STATED EXERCISE
Scan the records below. List lines holding "последней".

DATASET RECORDS
[BEGIN]
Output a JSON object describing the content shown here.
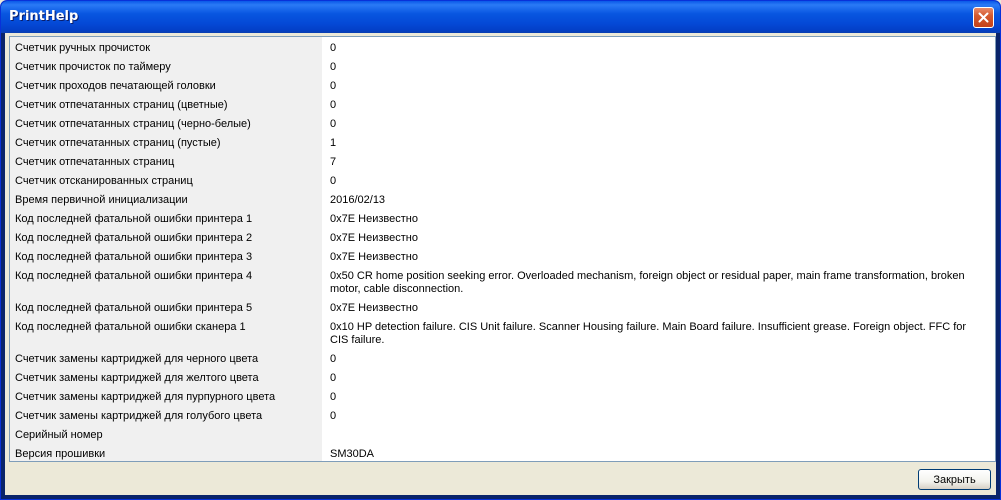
{
  "window": {
    "title": "PrintHelp",
    "close_icon": "close-icon"
  },
  "rows": [
    {
      "name": "Счетчик ручных прочисток",
      "value": "0"
    },
    {
      "name": "Счетчик прочисток по таймеру",
      "value": "0"
    },
    {
      "name": "Счетчик проходов печатающей головки",
      "value": "0"
    },
    {
      "name": "Счетчик отпечатанных страниц (цветные)",
      "value": "0"
    },
    {
      "name": "Счетчик отпечатанных страниц (черно-белые)",
      "value": "0"
    },
    {
      "name": "Счетчик отпечатанных страниц (пустые)",
      "value": "1"
    },
    {
      "name": "Счетчик отпечатанных страниц",
      "value": "7"
    },
    {
      "name": "Счетчик отсканированных страниц",
      "value": "0"
    },
    {
      "name": "Время первичной инициализации",
      "value": "2016/02/13"
    },
    {
      "name": "Код последней фатальной ошибки принтера 1",
      "value": "0x7E Неизвестно"
    },
    {
      "name": "Код последней фатальной ошибки принтера 2",
      "value": "0x7E Неизвестно"
    },
    {
      "name": "Код последней фатальной ошибки принтера 3",
      "value": "0x7E Неизвестно"
    },
    {
      "name": "Код последней фатальной ошибки принтера 4",
      "value": "0x50 CR home position seeking error. Overloaded mechanism, foreign object or residual paper, main frame transformation, broken motor, cable disconnection."
    },
    {
      "name": "Код последней фатальной ошибки принтера 5",
      "value": "0x7E Неизвестно"
    },
    {
      "name": "Код последней фатальной ошибки сканера 1",
      "value": "0x10 HP detection failure. CIS Unit failure. Scanner Housing failure. Main Board failure. Insufficient grease. Foreign object. FFC for CIS failure."
    },
    {
      "name": "Счетчик замены картриджей для черного цвета",
      "value": "0"
    },
    {
      "name": "Счетчик замены картриджей для желтого цвета",
      "value": "0"
    },
    {
      "name": "Счетчик замены картриджей для пурпурного цвета",
      "value": "0"
    },
    {
      "name": "Счетчик замены картриджей для голубого цвета",
      "value": "0"
    },
    {
      "name": "Серийный номер",
      "value": ""
    },
    {
      "name": "Версия прошивки",
      "value": "SM30DA"
    }
  ],
  "footer": {
    "close_button_label": "Закрыть"
  }
}
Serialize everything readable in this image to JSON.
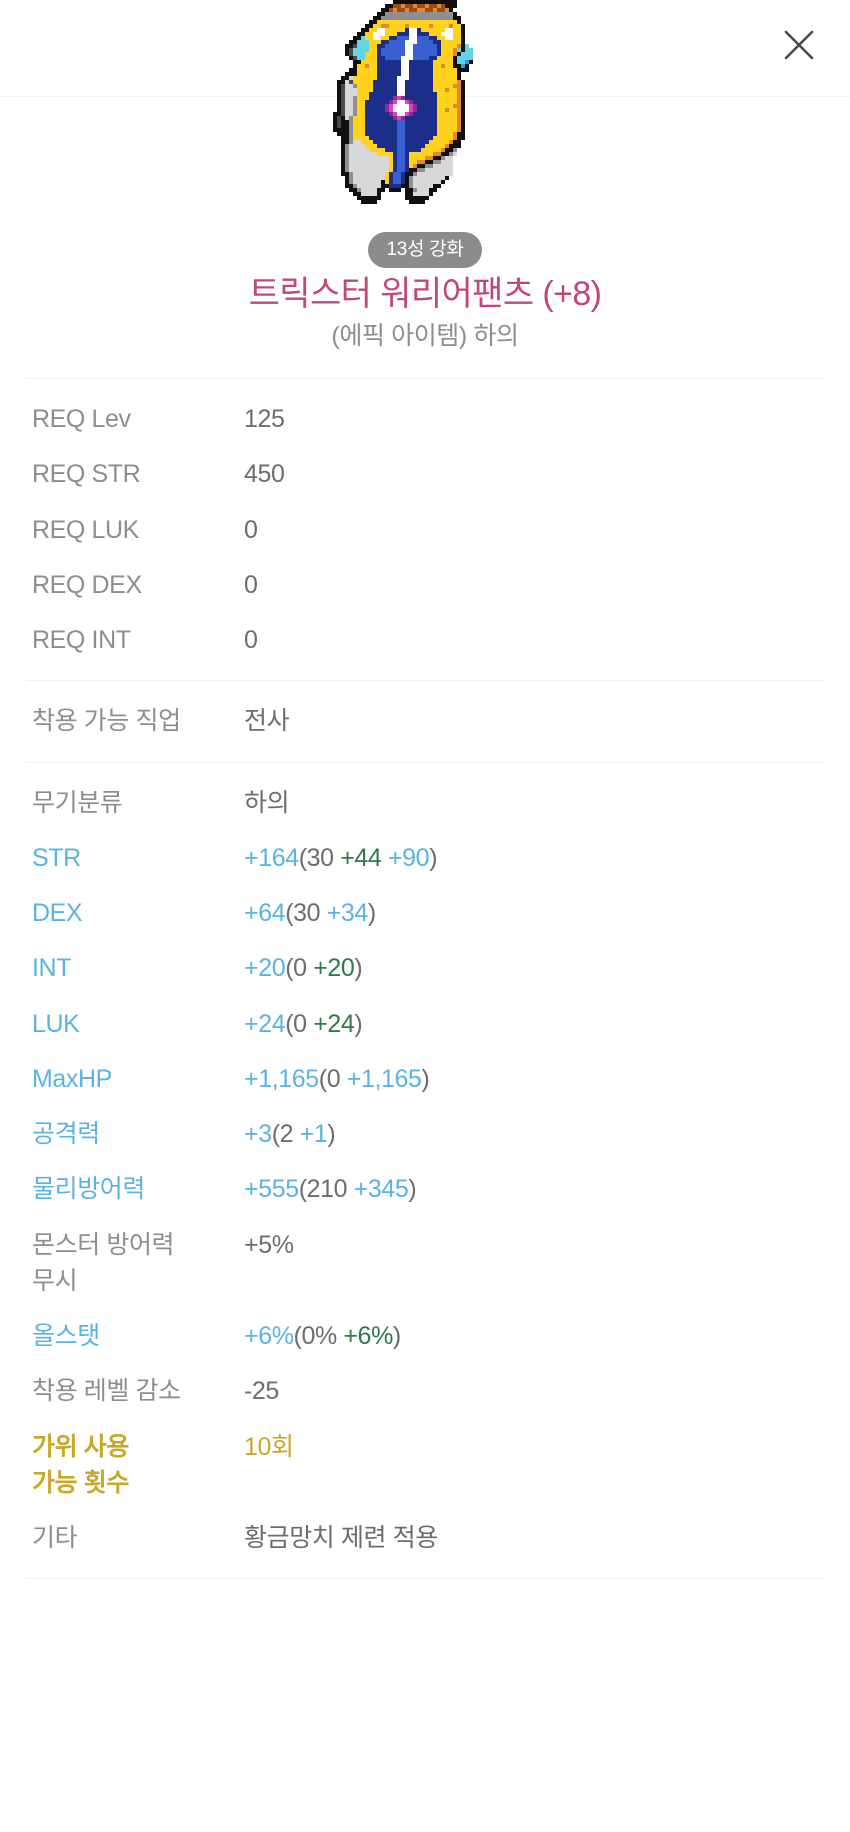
{
  "header": {
    "close_icon": "close-icon"
  },
  "item": {
    "icon_name": "trickster-warrior-pants-sprite",
    "badge": "13성 강화",
    "title": "트릭스터 워리어팬츠 (+8)",
    "subtitle": "(에픽 아이템) 하의",
    "title_color": "#c0467e",
    "badge_bg": "#8c8c8c"
  },
  "colors": {
    "label_gray": "#8e8e8e",
    "value_gray": "#6d6d6d",
    "blue": "#5bb3e4",
    "green": "#2f7a4a",
    "gold": "#c8a82a",
    "divider": "#efefef"
  },
  "requirements": [
    {
      "label": "REQ Lev",
      "value": "125"
    },
    {
      "label": "REQ STR",
      "value": "450"
    },
    {
      "label": "REQ LUK",
      "value": "0"
    },
    {
      "label": "REQ DEX",
      "value": "0"
    },
    {
      "label": "REQ INT",
      "value": "0"
    }
  ],
  "job": {
    "label": "착용 가능 직업",
    "value": "전사"
  },
  "details": [
    {
      "label": "무기분류",
      "label_style": "gray",
      "value_style": "gray",
      "parts": [
        {
          "text": "하의",
          "color": "gray"
        }
      ]
    },
    {
      "label": "STR",
      "label_style": "blue",
      "value_style": "blue",
      "parts": [
        {
          "text": "+164",
          "color": "blue"
        },
        {
          "text": "(30 ",
          "color": "gray"
        },
        {
          "text": "+44 ",
          "color": "green"
        },
        {
          "text": "+90",
          "color": "blue"
        },
        {
          "text": ")",
          "color": "gray"
        }
      ]
    },
    {
      "label": "DEX",
      "label_style": "blue",
      "value_style": "blue",
      "parts": [
        {
          "text": "+64",
          "color": "blue"
        },
        {
          "text": "(30 ",
          "color": "gray"
        },
        {
          "text": "+34",
          "color": "blue"
        },
        {
          "text": ")",
          "color": "gray"
        }
      ]
    },
    {
      "label": "INT",
      "label_style": "blue",
      "value_style": "blue",
      "parts": [
        {
          "text": "+20",
          "color": "blue"
        },
        {
          "text": "(0 ",
          "color": "gray"
        },
        {
          "text": "+20",
          "color": "green"
        },
        {
          "text": ")",
          "color": "gray"
        }
      ]
    },
    {
      "label": "LUK",
      "label_style": "blue",
      "value_style": "blue",
      "parts": [
        {
          "text": "+24",
          "color": "blue"
        },
        {
          "text": "(0 ",
          "color": "gray"
        },
        {
          "text": "+24",
          "color": "green"
        },
        {
          "text": ")",
          "color": "gray"
        }
      ]
    },
    {
      "label": "MaxHP",
      "label_style": "blue",
      "value_style": "blue",
      "parts": [
        {
          "text": "+1,165",
          "color": "blue"
        },
        {
          "text": "(0 ",
          "color": "gray"
        },
        {
          "text": "+1,165",
          "color": "blue"
        },
        {
          "text": ")",
          "color": "gray"
        }
      ]
    },
    {
      "label": "공격력",
      "label_style": "blue",
      "value_style": "blue",
      "parts": [
        {
          "text": "+3",
          "color": "blue"
        },
        {
          "text": "(2 ",
          "color": "gray"
        },
        {
          "text": "+1",
          "color": "blue"
        },
        {
          "text": ")",
          "color": "gray"
        }
      ]
    },
    {
      "label": "물리방어력",
      "label_style": "blue",
      "value_style": "blue",
      "parts": [
        {
          "text": "+555",
          "color": "blue"
        },
        {
          "text": "(210 ",
          "color": "gray"
        },
        {
          "text": "+345",
          "color": "blue"
        },
        {
          "text": ")",
          "color": "gray"
        }
      ]
    },
    {
      "label": "몬스터 방어력\n무시",
      "label_style": "gray",
      "value_style": "gray",
      "parts": [
        {
          "text": "+5%",
          "color": "gray"
        }
      ]
    },
    {
      "label": "올스탯",
      "label_style": "blue",
      "value_style": "blue",
      "parts": [
        {
          "text": "+6%",
          "color": "blue"
        },
        {
          "text": "(0% ",
          "color": "gray"
        },
        {
          "text": "+6%",
          "color": "green"
        },
        {
          "text": ")",
          "color": "gray"
        }
      ]
    },
    {
      "label": "착용 레벨 감소",
      "label_style": "gray",
      "value_style": "gray",
      "parts": [
        {
          "text": "-25",
          "color": "gray"
        }
      ]
    },
    {
      "label": "가위 사용\n가능 횟수",
      "label_style": "gold",
      "value_style": "gold",
      "parts": [
        {
          "text": "10회",
          "color": "gold"
        }
      ]
    },
    {
      "label": "기타",
      "label_style": "gray",
      "value_style": "gray",
      "parts": [
        {
          "text": "황금망치 제련 적용",
          "color": "gray"
        }
      ]
    }
  ]
}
[END]
SOLUTION FOR THIS TASK
      "name": "Код последней фатальной ошибки принтера 1",
      "name": "Код последней фатальной ошибки принтера 2",
      "name": "Код последней фатальной ошибки принтера 3",
      "name": "Код последней фатальной ошибки принтера 4",
      "name": "Код последней фатальной ошибки принтера 5",
      "name": "Код последней фатальной ошибки сканера 1",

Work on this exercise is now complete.